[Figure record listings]
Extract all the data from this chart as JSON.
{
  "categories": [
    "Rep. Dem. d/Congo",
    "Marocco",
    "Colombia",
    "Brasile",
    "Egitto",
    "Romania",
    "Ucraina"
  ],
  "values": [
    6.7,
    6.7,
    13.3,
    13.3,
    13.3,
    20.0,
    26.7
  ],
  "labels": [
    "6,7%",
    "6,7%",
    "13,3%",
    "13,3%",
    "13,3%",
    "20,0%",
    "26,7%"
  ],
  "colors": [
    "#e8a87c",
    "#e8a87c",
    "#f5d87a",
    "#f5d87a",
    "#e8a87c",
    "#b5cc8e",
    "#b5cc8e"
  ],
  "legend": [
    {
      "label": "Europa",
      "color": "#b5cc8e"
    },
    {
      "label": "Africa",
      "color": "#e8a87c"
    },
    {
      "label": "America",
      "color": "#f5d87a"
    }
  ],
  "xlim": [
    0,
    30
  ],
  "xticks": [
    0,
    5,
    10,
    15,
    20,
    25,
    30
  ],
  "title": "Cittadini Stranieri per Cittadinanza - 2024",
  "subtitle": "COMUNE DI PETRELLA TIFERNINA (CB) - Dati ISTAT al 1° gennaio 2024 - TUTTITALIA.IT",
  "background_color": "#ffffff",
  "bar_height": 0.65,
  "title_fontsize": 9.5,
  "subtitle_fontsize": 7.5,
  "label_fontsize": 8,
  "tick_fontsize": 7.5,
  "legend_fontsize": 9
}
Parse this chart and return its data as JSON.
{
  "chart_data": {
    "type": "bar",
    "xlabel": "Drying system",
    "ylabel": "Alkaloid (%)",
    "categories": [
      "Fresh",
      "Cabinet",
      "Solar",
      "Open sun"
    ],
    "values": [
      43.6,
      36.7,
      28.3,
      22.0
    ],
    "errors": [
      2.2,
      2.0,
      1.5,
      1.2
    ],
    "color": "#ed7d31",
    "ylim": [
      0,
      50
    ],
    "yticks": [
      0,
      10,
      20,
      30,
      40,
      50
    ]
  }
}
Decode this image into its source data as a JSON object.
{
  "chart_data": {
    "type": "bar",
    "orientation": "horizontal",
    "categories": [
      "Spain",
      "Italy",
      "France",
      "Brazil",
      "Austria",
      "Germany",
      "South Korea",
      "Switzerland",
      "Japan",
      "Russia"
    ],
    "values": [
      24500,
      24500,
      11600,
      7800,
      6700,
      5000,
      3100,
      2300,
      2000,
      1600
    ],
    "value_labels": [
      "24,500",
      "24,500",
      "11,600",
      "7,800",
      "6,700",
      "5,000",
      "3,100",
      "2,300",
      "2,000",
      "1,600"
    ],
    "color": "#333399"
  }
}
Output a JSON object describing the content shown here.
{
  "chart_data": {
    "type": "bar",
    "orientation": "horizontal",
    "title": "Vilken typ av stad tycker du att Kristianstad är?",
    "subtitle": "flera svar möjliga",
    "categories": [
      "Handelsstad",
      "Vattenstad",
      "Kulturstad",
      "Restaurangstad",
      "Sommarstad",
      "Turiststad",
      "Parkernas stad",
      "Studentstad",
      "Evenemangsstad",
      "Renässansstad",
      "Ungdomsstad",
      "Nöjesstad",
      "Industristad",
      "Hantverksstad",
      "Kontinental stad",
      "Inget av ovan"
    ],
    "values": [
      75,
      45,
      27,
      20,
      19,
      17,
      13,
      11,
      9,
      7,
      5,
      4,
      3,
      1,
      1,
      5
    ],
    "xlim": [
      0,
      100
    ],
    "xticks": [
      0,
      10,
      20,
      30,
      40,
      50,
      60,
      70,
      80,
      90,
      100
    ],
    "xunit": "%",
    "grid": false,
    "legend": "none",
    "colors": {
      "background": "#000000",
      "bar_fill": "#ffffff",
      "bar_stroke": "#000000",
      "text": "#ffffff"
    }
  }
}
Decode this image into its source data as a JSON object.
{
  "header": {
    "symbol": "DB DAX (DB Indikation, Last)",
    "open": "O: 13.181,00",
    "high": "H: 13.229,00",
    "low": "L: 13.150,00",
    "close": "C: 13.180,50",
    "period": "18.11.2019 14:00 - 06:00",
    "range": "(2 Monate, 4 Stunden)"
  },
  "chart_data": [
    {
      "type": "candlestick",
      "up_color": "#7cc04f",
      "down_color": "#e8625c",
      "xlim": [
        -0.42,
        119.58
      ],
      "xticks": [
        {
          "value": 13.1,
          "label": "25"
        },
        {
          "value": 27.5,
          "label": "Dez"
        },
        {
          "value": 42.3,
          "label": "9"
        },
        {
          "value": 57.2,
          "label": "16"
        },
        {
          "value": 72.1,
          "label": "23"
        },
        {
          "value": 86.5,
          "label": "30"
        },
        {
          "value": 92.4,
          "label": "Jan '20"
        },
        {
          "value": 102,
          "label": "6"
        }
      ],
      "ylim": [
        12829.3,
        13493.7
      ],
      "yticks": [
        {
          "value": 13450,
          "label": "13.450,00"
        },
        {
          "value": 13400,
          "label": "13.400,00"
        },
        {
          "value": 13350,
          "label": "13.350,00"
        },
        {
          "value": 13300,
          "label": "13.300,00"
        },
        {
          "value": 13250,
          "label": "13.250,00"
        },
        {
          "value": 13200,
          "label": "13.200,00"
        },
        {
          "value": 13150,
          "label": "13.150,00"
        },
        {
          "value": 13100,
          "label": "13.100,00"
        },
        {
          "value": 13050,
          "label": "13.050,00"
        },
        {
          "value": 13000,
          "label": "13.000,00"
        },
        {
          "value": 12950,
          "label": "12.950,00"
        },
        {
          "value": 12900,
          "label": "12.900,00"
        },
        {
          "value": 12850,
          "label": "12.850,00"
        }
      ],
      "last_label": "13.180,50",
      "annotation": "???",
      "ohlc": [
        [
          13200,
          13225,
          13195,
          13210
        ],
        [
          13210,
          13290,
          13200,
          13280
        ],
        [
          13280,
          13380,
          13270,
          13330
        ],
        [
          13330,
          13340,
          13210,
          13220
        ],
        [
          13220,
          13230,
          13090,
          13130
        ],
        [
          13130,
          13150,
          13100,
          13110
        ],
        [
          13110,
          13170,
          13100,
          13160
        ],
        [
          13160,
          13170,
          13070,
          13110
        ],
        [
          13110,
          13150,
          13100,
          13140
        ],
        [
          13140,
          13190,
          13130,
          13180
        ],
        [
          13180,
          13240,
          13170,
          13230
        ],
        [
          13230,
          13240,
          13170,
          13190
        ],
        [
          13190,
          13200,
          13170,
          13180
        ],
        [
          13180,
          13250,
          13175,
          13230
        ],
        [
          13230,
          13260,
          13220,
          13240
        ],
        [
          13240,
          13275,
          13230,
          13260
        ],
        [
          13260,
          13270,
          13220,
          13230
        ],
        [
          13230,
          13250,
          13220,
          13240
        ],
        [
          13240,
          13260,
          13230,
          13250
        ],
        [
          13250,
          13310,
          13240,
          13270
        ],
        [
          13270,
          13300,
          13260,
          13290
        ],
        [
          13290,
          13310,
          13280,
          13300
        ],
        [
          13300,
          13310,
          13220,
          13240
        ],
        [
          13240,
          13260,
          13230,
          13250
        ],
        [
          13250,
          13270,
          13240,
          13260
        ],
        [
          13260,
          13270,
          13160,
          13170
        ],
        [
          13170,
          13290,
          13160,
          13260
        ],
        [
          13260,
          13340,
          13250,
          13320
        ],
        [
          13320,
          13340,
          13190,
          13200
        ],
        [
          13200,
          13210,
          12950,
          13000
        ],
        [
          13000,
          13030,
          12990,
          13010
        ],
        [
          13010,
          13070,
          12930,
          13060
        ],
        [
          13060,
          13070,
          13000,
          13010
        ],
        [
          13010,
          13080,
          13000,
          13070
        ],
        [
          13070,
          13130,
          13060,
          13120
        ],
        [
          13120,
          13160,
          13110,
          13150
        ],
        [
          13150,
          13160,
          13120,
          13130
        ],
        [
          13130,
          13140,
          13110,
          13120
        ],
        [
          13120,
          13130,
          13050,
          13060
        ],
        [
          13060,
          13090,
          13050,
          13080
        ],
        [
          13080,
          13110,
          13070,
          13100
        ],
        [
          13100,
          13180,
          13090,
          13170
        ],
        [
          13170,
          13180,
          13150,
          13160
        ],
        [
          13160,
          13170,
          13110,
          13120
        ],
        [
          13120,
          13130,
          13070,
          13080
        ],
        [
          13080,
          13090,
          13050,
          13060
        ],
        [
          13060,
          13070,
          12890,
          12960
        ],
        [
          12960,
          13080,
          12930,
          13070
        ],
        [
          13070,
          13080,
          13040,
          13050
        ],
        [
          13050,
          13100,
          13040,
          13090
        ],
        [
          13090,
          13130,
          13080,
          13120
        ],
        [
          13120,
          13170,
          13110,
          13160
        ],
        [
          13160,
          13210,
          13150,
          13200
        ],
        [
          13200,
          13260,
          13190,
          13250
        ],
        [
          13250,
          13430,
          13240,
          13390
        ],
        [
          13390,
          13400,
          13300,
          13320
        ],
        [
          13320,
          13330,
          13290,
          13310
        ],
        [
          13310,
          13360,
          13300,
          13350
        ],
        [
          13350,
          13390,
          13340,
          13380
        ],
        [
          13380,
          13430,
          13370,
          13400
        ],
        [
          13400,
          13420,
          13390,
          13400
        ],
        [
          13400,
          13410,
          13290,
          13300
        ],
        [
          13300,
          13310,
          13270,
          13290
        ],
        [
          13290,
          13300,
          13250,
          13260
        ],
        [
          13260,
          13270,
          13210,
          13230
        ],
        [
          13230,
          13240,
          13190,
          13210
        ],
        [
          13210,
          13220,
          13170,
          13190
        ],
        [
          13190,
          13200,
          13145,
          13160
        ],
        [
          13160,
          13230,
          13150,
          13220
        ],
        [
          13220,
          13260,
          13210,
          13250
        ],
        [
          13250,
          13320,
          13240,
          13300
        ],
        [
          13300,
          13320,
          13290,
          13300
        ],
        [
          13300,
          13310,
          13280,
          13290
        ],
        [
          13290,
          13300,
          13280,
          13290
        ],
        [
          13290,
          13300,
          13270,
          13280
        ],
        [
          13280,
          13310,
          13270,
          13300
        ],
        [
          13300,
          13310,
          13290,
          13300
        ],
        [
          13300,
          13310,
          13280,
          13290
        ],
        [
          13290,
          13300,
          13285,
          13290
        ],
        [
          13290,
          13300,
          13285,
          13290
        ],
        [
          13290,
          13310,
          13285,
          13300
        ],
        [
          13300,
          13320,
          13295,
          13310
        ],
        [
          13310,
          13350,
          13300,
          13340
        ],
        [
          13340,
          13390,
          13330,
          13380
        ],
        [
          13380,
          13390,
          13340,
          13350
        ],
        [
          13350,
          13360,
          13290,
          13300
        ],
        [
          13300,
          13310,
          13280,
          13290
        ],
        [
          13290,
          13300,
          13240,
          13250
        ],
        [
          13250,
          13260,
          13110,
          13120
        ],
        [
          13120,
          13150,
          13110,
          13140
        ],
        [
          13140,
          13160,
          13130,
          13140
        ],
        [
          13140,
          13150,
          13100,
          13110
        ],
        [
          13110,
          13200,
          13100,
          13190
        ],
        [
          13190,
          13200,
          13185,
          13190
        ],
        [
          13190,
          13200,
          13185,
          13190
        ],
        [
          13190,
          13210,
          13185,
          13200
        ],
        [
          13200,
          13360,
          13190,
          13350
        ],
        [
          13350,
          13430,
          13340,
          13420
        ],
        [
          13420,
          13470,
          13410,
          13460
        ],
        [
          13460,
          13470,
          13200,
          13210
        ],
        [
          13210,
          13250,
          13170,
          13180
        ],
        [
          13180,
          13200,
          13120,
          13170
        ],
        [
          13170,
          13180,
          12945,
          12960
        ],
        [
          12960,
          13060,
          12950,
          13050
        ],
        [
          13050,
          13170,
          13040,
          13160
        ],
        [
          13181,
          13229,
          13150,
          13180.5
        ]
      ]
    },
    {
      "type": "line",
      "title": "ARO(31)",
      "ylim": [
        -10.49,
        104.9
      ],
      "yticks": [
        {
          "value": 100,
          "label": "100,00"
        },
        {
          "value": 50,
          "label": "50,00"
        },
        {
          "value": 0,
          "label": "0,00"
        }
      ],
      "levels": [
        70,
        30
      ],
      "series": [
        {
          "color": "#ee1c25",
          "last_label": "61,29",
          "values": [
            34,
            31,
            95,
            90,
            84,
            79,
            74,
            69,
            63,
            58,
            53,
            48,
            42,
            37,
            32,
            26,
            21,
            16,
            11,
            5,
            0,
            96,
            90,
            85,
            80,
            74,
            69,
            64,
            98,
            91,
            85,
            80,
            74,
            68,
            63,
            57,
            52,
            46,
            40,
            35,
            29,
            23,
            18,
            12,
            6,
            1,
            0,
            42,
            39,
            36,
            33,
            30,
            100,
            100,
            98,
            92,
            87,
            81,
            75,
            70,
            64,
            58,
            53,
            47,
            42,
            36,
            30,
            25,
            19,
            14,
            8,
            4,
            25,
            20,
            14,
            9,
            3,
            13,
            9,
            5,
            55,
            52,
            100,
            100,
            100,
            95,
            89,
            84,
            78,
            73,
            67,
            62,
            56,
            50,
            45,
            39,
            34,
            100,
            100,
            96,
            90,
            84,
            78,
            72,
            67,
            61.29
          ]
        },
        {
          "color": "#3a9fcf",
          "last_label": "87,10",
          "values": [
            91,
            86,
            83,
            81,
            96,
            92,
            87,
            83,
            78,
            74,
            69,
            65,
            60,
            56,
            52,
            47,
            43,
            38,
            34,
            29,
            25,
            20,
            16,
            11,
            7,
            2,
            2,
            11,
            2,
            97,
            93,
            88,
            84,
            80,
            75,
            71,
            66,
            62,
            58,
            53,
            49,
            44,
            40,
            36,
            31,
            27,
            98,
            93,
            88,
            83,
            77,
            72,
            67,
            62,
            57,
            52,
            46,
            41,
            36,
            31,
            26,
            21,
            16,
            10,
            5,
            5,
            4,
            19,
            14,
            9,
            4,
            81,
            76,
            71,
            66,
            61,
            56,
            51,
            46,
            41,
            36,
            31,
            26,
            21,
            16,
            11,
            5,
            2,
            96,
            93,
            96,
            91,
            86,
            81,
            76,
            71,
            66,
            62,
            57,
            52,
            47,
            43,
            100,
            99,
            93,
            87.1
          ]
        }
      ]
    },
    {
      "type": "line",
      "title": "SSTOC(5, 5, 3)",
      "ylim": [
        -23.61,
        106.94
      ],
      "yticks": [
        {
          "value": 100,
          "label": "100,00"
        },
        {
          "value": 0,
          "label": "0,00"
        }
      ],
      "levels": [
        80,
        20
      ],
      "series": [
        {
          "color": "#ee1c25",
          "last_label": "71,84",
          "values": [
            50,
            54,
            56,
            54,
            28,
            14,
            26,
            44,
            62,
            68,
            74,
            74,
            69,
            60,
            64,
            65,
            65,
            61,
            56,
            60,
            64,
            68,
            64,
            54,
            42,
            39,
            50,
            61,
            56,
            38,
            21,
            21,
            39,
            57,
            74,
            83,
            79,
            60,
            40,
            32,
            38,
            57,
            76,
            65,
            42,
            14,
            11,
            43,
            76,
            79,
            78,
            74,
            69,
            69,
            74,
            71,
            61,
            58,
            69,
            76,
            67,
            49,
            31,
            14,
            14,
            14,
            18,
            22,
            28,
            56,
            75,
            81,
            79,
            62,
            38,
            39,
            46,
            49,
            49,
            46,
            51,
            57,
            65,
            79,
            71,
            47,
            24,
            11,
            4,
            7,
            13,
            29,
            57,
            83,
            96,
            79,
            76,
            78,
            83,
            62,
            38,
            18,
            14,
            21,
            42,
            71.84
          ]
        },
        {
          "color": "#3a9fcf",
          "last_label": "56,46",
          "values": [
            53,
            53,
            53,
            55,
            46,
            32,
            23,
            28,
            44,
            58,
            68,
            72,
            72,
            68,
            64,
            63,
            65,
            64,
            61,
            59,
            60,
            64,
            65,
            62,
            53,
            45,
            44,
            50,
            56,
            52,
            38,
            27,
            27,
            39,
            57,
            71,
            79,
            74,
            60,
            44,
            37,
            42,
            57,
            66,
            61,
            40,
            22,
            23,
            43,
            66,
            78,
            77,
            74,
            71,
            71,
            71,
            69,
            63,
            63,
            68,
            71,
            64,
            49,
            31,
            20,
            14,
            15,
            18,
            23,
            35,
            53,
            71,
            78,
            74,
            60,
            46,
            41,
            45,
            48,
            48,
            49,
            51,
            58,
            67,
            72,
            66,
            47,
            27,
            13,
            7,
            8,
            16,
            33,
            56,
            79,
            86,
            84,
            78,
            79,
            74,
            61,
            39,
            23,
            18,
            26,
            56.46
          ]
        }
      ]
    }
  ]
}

§ **DIRECTIONS**: Reproduce each line of the entries in which the word "ffffff" is found.

§ **THE OUTPUT**:
  "background_color": "#ffffff",
      "bar_fill": "#ffffff",
      "text": "#ffffff"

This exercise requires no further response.